## The task
The entries below should be given again exactly, minus their pictures.

## Available data
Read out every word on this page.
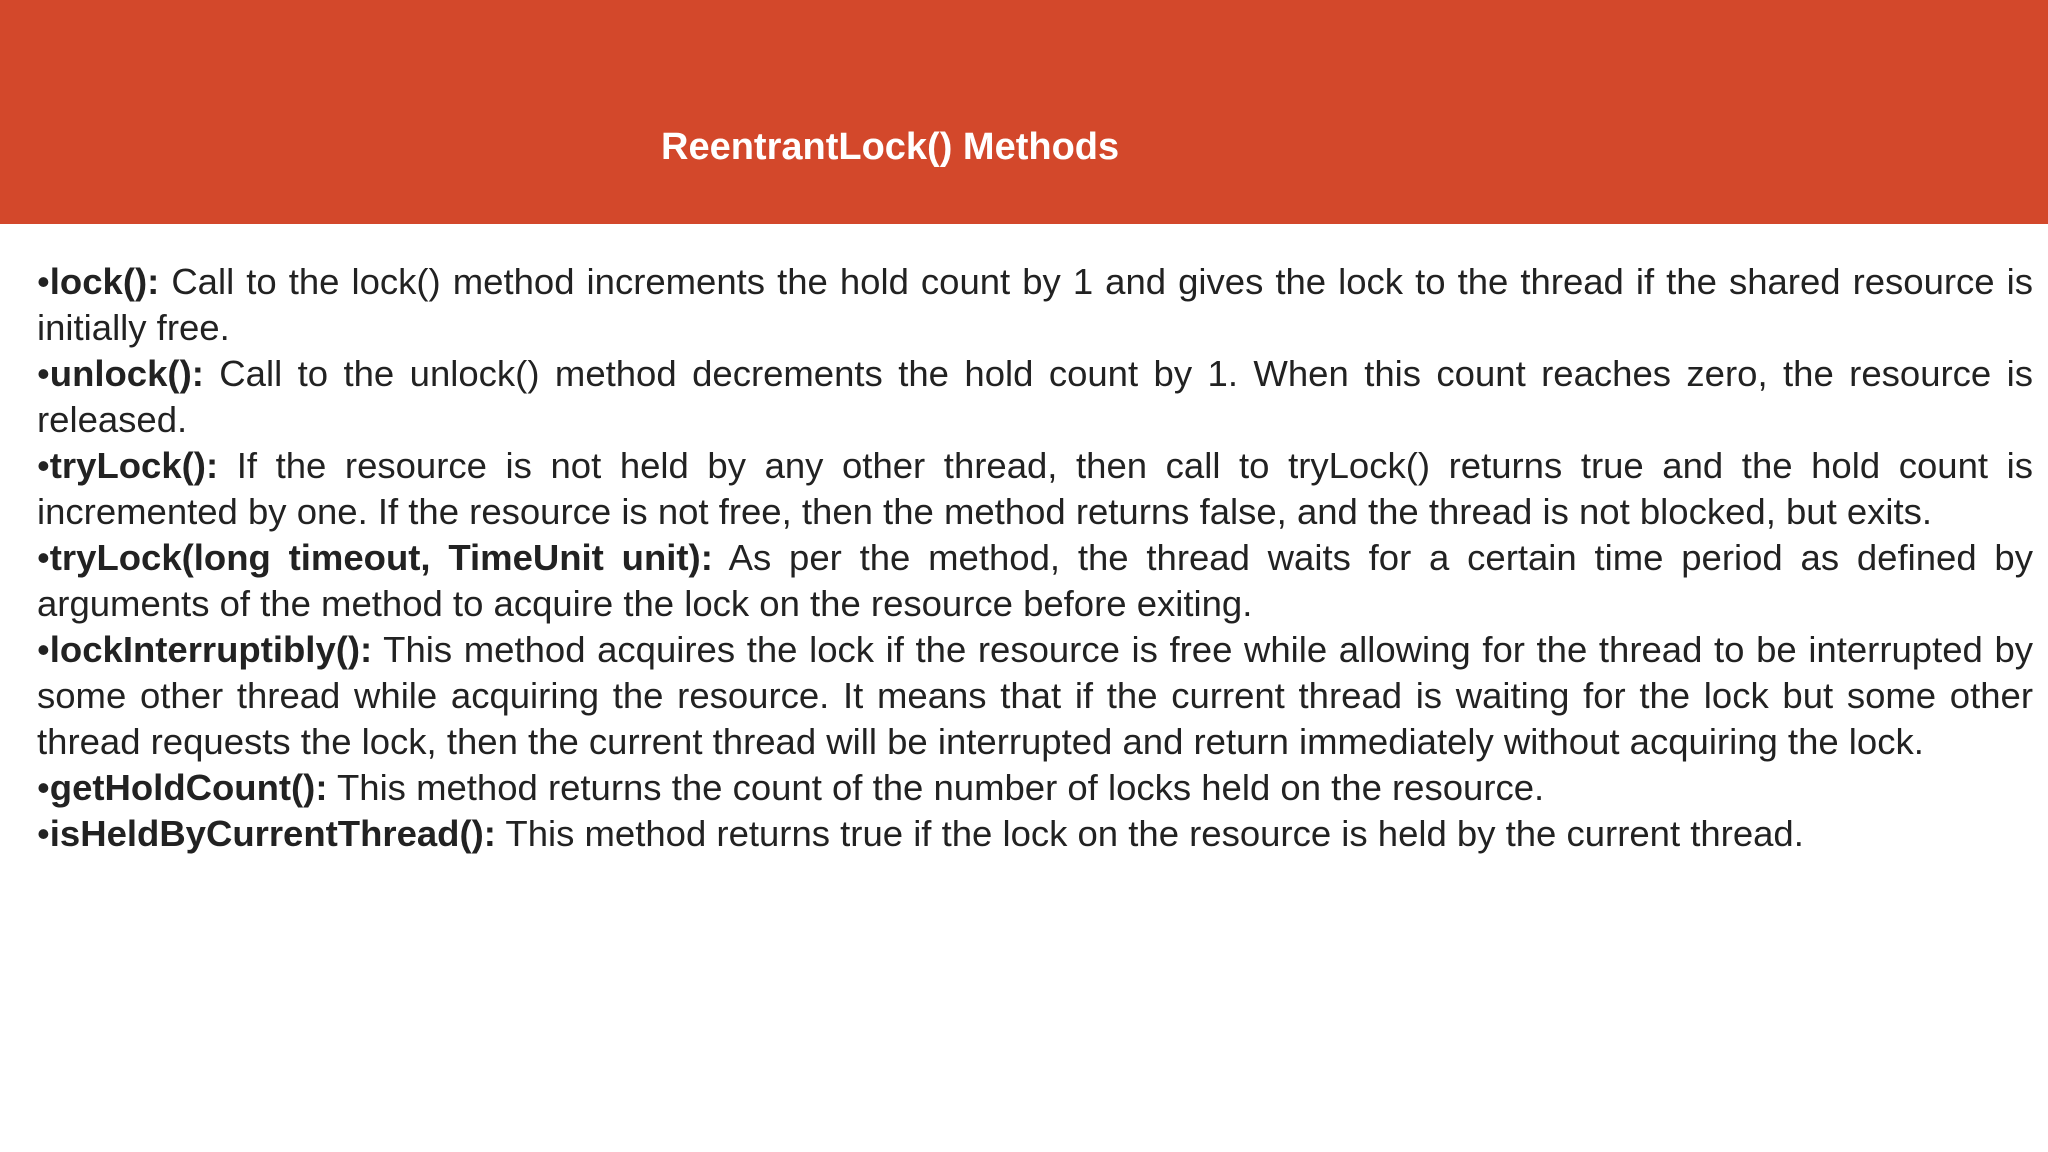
ReentrantLock() Methods

•lock(): Call to the lock() method increments the hold count by 1 and gives the lock to the thread if the shared resource is initially free.

•unlock(): Call to the unlock() method decrements the hold count by 1. When this count reaches zero, the resource is released.

•tryLock(): If the resource is not held by any other thread, then call to tryLock() returns true and the hold count is incremented by one. If the resource is not free, then the method returns false, and the thread is not blocked, but exits.

•tryLock(long timeout, TimeUnit unit): As per the method, the thread waits for a certain time period as defined by arguments of the method to acquire the lock on the resource before exiting.

•lockInterruptibly(): This method acquires the lock if the resource is free while allowing for the thread to be interrupted by some other thread while acquiring the resource. It means that if the current thread is waiting for the lock but some other thread requests the lock, then the current thread will be interrupted and return immediately without acquiring the lock.

•getHoldCount(): This method returns the count of the number of locks held on the resource.

•isHeldByCurrentThread(): This method returns true if the lock on the resource is held by the current thread.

## Exercise solution
Read out every word on this page.
ReentrantLock() Methods

•lock(): Call to the lock() method increments the hold count by 1 and gives the lock to the thread if the shared resource is initially free.

•unlock(): Call to the unlock() method decrements the hold count by 1. When this count reaches zero, the resource is released.

•tryLock(): If the resource is not held by any other thread, then call to tryLock() returns true and the hold count is incremented by one. If the resource is not free, then the method returns false, and the thread is not blocked, but exits.

•tryLock(long timeout, TimeUnit unit): As per the method, the thread waits for a certain time period as defined by arguments of the method to acquire the lock on the resource before exiting.

•lockInterruptibly(): This method acquires the lock if the resource is free while allowing for the thread to be interrupted by some other thread while acquiring the resource. It means that if the current thread is waiting for the lock but some other thread requests the lock, then the current thread will be interrupted and return immediately without acquiring the lock.

•getHoldCount(): This method returns the count of the number of locks held on the resource.

•isHeldByCurrentThread(): This method returns true if the lock on the resource is held by the current thread.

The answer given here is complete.